» **Given request**
From the entries below, please gather each line containing the string "will".

(Collected data)
******************************
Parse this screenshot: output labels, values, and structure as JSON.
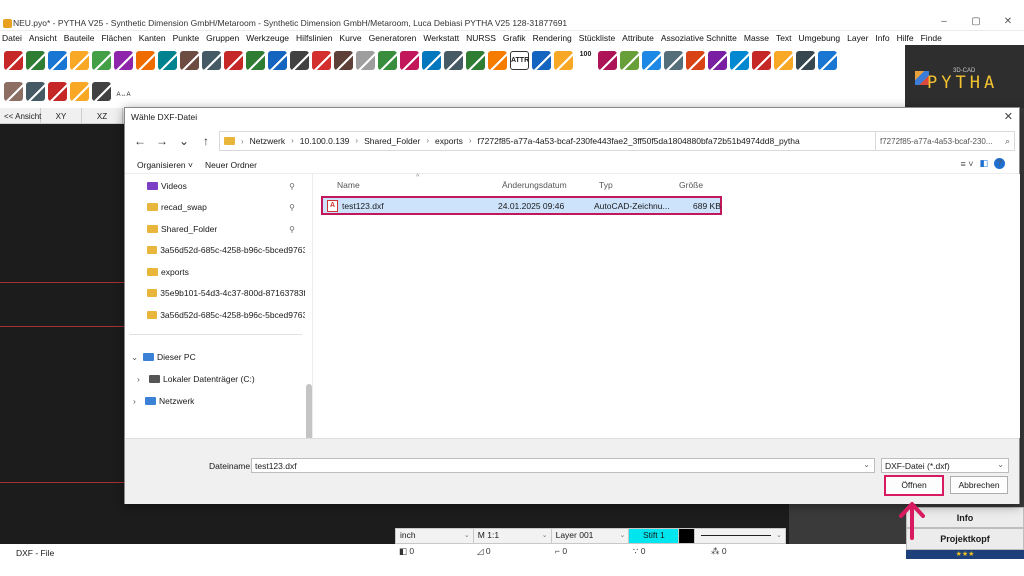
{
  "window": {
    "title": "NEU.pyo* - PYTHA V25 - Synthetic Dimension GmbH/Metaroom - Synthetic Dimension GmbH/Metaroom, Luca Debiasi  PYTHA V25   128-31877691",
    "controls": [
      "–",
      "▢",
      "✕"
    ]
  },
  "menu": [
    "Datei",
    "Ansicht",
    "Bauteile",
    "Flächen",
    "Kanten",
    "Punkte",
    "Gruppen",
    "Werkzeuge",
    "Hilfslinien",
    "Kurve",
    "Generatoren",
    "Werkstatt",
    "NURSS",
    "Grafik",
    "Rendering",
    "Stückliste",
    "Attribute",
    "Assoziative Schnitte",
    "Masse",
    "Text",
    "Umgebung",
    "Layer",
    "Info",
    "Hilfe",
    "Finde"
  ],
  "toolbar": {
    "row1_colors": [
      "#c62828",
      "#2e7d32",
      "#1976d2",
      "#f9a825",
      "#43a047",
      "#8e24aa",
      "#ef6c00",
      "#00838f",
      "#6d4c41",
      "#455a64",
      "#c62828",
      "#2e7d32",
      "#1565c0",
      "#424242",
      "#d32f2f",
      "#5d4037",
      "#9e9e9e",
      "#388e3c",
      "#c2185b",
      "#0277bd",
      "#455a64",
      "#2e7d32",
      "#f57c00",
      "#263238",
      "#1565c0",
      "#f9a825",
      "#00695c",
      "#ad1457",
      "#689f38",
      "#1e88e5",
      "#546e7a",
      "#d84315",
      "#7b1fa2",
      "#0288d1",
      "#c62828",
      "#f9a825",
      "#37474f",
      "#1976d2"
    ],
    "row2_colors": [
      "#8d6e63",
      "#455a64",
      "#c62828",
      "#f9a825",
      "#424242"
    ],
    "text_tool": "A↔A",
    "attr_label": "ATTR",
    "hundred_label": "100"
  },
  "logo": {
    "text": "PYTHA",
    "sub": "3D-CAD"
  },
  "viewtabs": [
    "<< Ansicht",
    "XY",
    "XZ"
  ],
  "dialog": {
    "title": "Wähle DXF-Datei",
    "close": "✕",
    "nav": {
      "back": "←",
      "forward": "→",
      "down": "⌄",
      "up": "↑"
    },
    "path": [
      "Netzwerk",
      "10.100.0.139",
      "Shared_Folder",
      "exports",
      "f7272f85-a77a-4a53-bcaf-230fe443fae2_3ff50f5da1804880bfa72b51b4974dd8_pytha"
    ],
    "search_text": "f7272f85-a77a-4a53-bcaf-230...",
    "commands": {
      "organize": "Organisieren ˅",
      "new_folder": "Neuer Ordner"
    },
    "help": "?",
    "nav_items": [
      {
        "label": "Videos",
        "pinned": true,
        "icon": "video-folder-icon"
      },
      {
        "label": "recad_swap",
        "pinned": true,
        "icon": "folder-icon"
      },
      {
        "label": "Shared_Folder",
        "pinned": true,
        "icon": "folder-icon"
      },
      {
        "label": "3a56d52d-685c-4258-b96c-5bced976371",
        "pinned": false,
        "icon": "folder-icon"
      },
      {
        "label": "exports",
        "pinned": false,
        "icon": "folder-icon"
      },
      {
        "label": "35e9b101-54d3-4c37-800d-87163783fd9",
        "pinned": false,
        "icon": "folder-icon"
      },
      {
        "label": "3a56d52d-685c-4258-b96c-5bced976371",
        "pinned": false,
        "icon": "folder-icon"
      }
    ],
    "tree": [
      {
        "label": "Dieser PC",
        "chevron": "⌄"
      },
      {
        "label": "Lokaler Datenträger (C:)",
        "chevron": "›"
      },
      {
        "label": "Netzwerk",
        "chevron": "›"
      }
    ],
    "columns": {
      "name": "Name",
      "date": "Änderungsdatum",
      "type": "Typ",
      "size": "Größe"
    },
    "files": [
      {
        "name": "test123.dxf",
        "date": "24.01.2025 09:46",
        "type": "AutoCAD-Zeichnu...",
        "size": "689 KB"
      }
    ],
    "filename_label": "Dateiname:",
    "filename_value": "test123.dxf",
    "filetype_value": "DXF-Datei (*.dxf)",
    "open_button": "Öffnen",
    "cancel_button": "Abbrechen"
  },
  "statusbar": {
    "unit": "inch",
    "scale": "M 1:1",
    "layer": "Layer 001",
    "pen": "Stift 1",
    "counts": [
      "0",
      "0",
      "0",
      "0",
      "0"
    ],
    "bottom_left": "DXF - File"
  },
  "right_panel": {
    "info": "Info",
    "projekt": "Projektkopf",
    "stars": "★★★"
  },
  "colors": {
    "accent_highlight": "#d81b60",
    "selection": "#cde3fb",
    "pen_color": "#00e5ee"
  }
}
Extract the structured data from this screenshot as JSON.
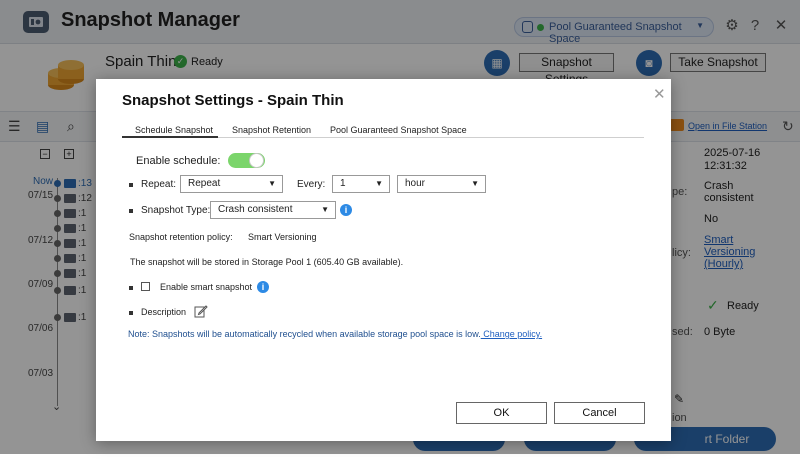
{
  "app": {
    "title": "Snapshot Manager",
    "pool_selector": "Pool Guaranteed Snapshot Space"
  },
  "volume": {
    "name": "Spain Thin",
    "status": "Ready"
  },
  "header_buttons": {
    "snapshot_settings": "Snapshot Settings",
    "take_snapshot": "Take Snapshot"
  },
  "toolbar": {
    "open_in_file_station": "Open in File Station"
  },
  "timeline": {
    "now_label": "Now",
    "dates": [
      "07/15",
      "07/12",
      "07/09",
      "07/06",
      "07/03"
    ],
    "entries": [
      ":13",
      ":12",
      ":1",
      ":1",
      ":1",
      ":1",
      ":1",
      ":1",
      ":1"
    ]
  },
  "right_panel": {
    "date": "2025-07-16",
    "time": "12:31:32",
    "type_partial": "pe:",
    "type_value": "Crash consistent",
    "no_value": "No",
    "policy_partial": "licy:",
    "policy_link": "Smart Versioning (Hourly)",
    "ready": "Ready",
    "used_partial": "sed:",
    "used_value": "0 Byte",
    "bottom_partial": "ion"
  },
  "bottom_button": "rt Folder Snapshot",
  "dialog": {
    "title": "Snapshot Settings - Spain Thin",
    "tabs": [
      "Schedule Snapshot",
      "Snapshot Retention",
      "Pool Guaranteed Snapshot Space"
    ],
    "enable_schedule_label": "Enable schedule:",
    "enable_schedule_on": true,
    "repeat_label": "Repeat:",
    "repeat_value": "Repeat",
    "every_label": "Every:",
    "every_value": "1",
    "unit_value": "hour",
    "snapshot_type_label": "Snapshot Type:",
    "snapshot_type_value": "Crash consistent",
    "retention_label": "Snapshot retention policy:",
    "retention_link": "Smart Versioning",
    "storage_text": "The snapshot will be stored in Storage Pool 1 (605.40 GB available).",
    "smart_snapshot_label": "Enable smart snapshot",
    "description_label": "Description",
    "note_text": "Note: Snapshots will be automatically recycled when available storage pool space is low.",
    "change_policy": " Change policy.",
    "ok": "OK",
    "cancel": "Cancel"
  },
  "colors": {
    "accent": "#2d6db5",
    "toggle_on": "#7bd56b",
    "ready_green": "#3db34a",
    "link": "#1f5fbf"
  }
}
******************************
» **The completed task**
    "storage_text": "The snapshot will be stored in Storage Pool 1 (605.40 GB available).",
    "note_text": "Note: Snapshots will be automatically recycled when available storage pool space is low.",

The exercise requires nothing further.